• **ENTRIES PROVIDED**
__________________________________________________

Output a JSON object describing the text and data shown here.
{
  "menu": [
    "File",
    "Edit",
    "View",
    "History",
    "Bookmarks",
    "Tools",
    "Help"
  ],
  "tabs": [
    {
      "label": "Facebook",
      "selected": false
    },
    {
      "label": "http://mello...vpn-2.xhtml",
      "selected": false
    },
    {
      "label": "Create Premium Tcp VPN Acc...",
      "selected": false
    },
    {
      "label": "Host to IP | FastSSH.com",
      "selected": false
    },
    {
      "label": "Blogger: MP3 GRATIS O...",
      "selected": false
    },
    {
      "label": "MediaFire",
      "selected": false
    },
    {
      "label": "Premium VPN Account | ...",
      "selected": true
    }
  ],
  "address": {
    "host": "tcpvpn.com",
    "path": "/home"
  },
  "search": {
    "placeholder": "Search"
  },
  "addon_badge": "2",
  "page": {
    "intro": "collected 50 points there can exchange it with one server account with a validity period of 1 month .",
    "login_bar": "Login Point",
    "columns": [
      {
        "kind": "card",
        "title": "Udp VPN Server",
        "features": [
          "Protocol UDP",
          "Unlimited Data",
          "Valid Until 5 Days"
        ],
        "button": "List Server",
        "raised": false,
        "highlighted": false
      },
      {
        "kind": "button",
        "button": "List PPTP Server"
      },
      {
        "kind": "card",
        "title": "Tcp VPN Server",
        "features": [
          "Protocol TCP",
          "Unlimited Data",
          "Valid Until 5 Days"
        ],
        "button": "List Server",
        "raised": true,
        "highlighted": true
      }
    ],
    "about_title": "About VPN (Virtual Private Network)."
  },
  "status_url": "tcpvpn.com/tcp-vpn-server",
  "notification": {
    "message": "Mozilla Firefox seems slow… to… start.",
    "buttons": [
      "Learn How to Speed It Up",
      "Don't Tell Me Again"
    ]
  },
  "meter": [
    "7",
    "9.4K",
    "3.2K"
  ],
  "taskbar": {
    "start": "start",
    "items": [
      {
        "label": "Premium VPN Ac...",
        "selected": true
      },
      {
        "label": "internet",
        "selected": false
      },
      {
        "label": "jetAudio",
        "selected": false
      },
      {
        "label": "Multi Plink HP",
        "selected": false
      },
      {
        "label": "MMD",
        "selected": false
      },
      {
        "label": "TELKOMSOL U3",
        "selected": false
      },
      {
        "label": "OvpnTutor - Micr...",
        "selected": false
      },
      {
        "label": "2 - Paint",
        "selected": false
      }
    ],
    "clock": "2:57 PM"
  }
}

__________________________________________________

• **THE EXERCISE**
In the records above, find each line that holds the word "tcpvpn"; copy all such lines.

• **SOLVED PROBLEM**
    "host": "tcpvpn.com",
  "status_url": "tcpvpn.com/tcp-vpn-server",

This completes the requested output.